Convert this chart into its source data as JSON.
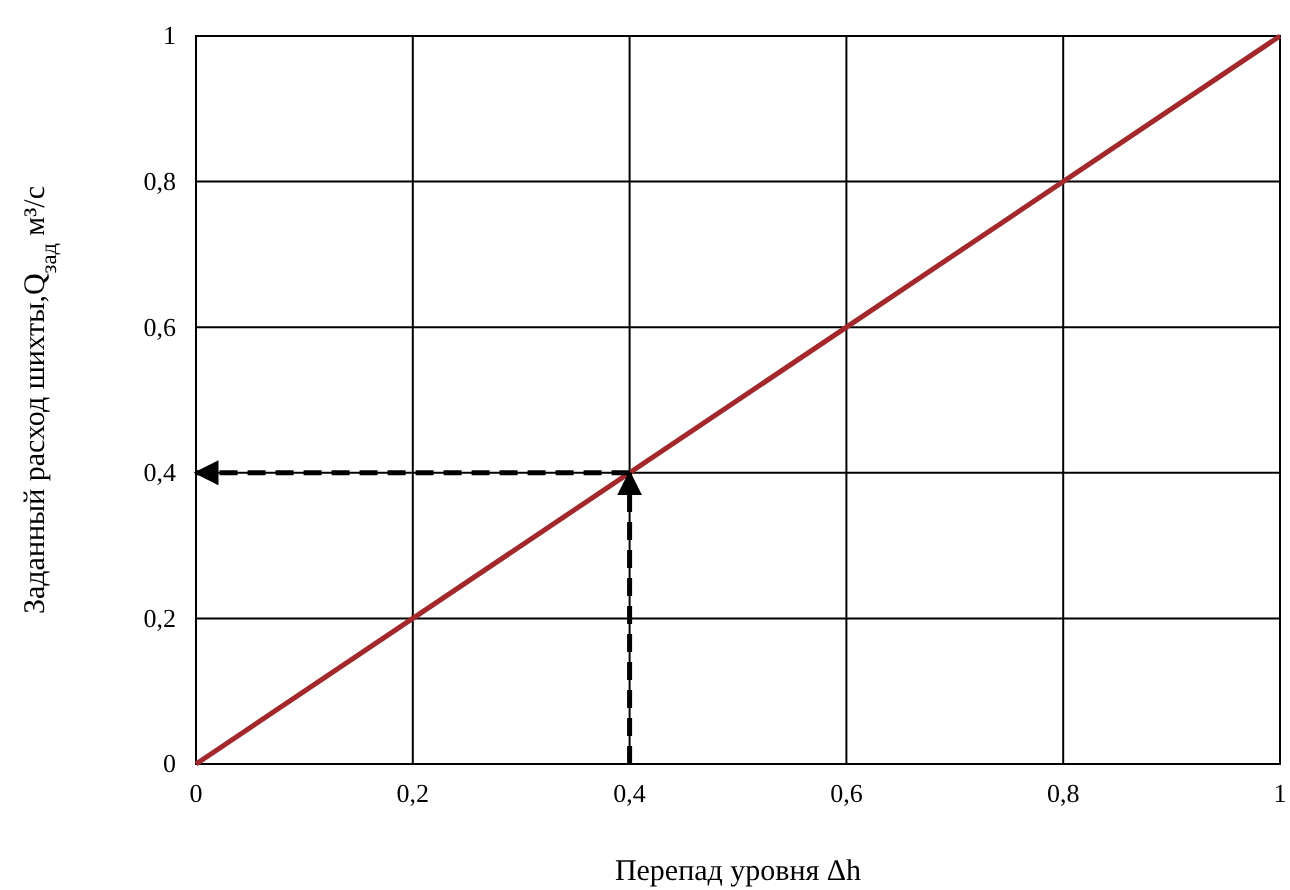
{
  "chart_data": {
    "type": "line",
    "xlabel": "Перепад уровня  Δh",
    "ylabel": "Заданный расход шихты,Q$_{зад}$ м³/с",
    "xlim": [
      0,
      1
    ],
    "ylim": [
      0,
      1
    ],
    "xticks": [
      0,
      {
        "value": 0.2,
        "label": "0,2"
      },
      {
        "value": 0.4,
        "label": "0,4"
      },
      {
        "value": 0.6,
        "label": "0,6"
      },
      {
        "value": 0.8,
        "label": "0,8"
      },
      1
    ],
    "yticks": [
      0,
      {
        "value": 0.2,
        "label": "0,2"
      },
      {
        "value": 0.4,
        "label": "0,4"
      },
      {
        "value": 0.6,
        "label": "0,6"
      },
      {
        "value": 0.8,
        "label": "0,8"
      },
      1
    ],
    "grid": true,
    "series": [
      {
        "color": "#a3282c",
        "x": [
          0,
          1
        ],
        "values": [
          0,
          1
        ]
      },
      {
        "color": "#000000",
        "x": [
          0.4,
          0.4
        ],
        "values": [
          0,
          0.4
        ],
        "line_style": "dashed"
      },
      {
        "color": "#000000",
        "x": [
          0.4,
          0
        ],
        "values": [
          0.4,
          0.4
        ],
        "line_style": "dashed"
      }
    ]
  }
}
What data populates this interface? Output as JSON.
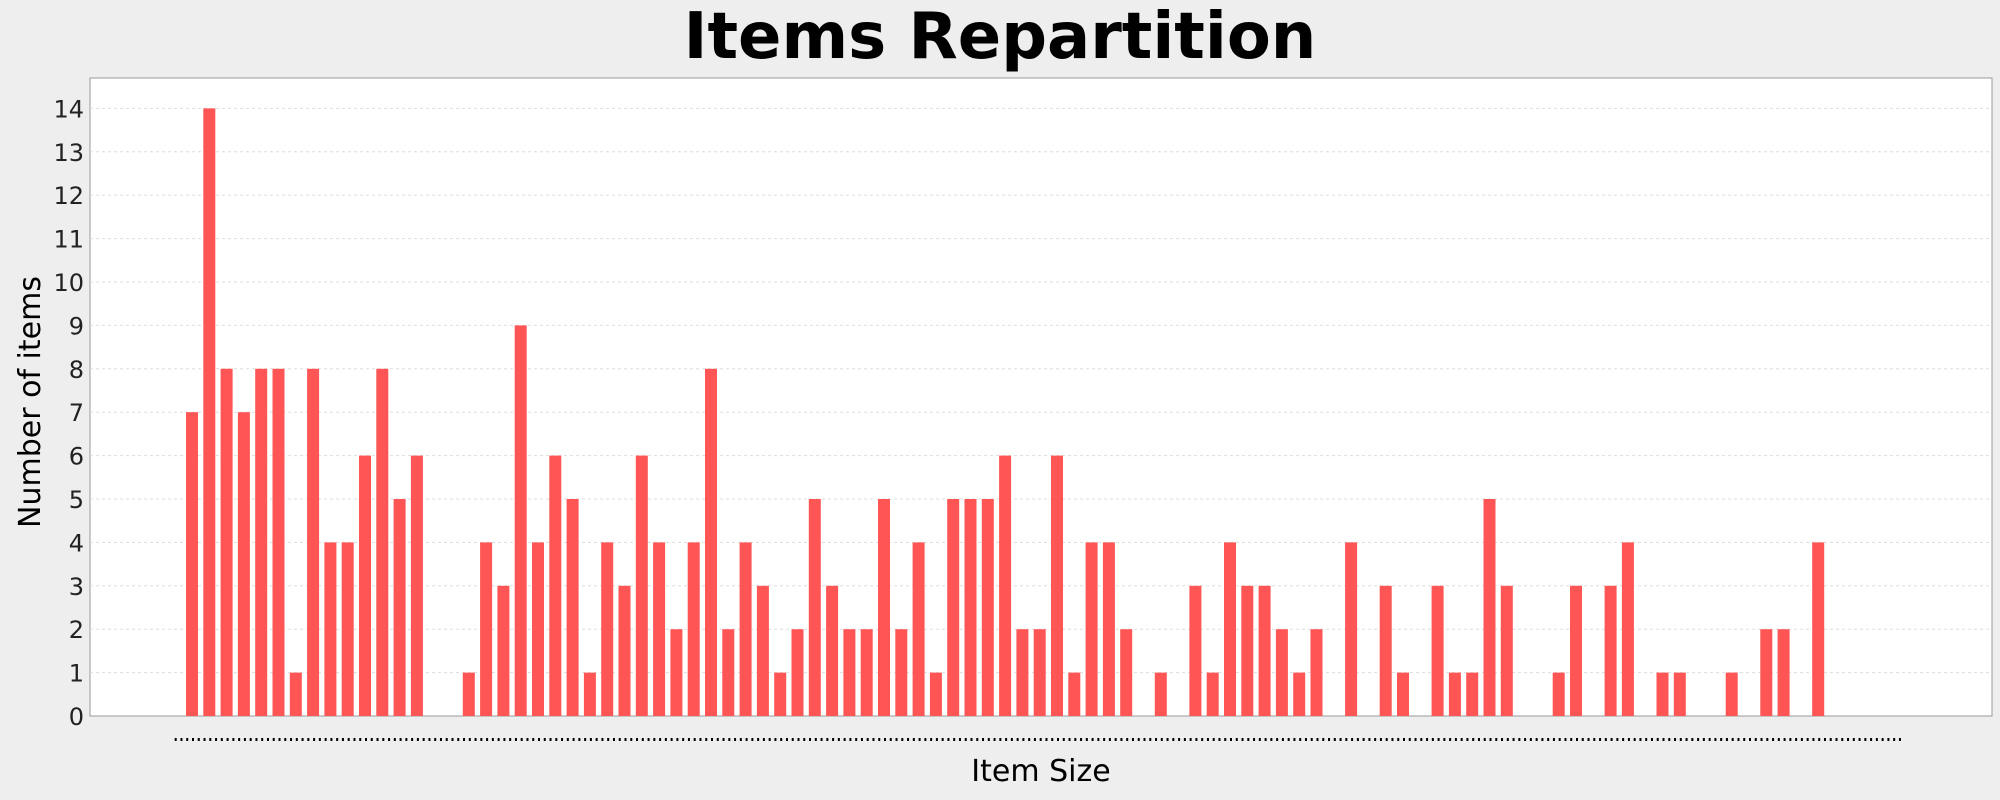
{
  "chart_data": {
    "type": "bar",
    "title": "Items Repartition",
    "xlabel": "Item Size",
    "ylabel": "Number of items",
    "ylim": [
      0,
      14.7
    ],
    "yticks": [
      0,
      1,
      2,
      3,
      4,
      5,
      6,
      7,
      8,
      9,
      10,
      11,
      12,
      13,
      14
    ],
    "grid": true,
    "bar_color": "#ff5555",
    "x_tick_labels_visible": false,
    "values": [
      7,
      14,
      8,
      7,
      8,
      8,
      1,
      8,
      4,
      4,
      6,
      8,
      5,
      6,
      0,
      0,
      1,
      4,
      3,
      9,
      4,
      6,
      5,
      1,
      4,
      3,
      6,
      4,
      2,
      4,
      8,
      2,
      4,
      3,
      1,
      2,
      5,
      3,
      2,
      2,
      5,
      2,
      4,
      1,
      5,
      5,
      5,
      6,
      2,
      2,
      6,
      1,
      4,
      4,
      2,
      0,
      1,
      0,
      3,
      1,
      4,
      3,
      3,
      2,
      1,
      2,
      0,
      4,
      0,
      3,
      1,
      0,
      3,
      1,
      1,
      5,
      3,
      0,
      0,
      1,
      3,
      0,
      3,
      4,
      0,
      1,
      1,
      0,
      0,
      1,
      0,
      2,
      2,
      0,
      4,
      0,
      0,
      0,
      0,
      0
    ]
  }
}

============================================================

■ **Given task**
Your task is to retype all the entries exactly and leave out any pictures.

■ **Worked solution**
Convert this chart into its source data as JSON.
{
  "chart_data": {
    "type": "line",
    "xlabel": "Перепад уровня  Δh",
    "ylabel": "Заданный расход шихты,Q$_{зад}$ м³/с",
    "xlim": [
      0,
      1
    ],
    "ylim": [
      0,
      1
    ],
    "xticks": [
      0,
      {
        "value": 0.2,
        "label": "0,2"
      },
      {
        "value": 0.4,
        "label": "0,4"
      },
      {
        "value": 0.6,
        "label": "0,6"
      },
      {
        "value": 0.8,
        "label": "0,8"
      },
      1
    ],
    "yticks": [
      0,
      {
        "value": 0.2,
        "label": "0,2"
      },
      {
        "value": 0.4,
        "label": "0,4"
      },
      {
        "value": 0.6,
        "label": "0,6"
      },
      {
        "value": 0.8,
        "label": "0,8"
      },
      1
    ],
    "grid": true,
    "series": [
      {
        "color": "#a3282c",
        "x": [
          0,
          1
        ],
        "values": [
          0,
          1
        ]
      },
      {
        "color": "#000000",
        "x": [
          0.4,
          0.4
        ],
        "values": [
          0,
          0.4
        ],
        "line_style": "dashed"
      },
      {
        "color": "#000000",
        "x": [
          0.4,
          0
        ],
        "values": [
          0.4,
          0.4
        ],
        "line_style": "dashed"
      }
    ]
  }
}
What data populates this interface? Output as JSON.
{
  "chart_data": {
    "type": "bar",
    "title": "Items Repartition",
    "xlabel": "Item Size",
    "ylabel": "Number of items",
    "ylim": [
      0,
      14.7
    ],
    "yticks": [
      0,
      1,
      2,
      3,
      4,
      5,
      6,
      7,
      8,
      9,
      10,
      11,
      12,
      13,
      14
    ],
    "grid": true,
    "bar_color": "#ff5555",
    "x_tick_labels_visible": false,
    "values": [
      7,
      14,
      8,
      7,
      8,
      8,
      1,
      8,
      4,
      4,
      6,
      8,
      5,
      6,
      0,
      0,
      1,
      4,
      3,
      9,
      4,
      6,
      5,
      1,
      4,
      3,
      6,
      4,
      2,
      4,
      8,
      2,
      4,
      3,
      1,
      2,
      5,
      3,
      2,
      2,
      5,
      2,
      4,
      1,
      5,
      5,
      5,
      6,
      2,
      2,
      6,
      1,
      4,
      4,
      2,
      0,
      1,
      0,
      3,
      1,
      4,
      3,
      3,
      2,
      1,
      2,
      0,
      4,
      0,
      3,
      1,
      0,
      3,
      1,
      1,
      5,
      3,
      0,
      0,
      1,
      3,
      0,
      3,
      4,
      0,
      1,
      1,
      0,
      0,
      1,
      0,
      2,
      2,
      0,
      4,
      0,
      0,
      0,
      0,
      0
    ]
  }
}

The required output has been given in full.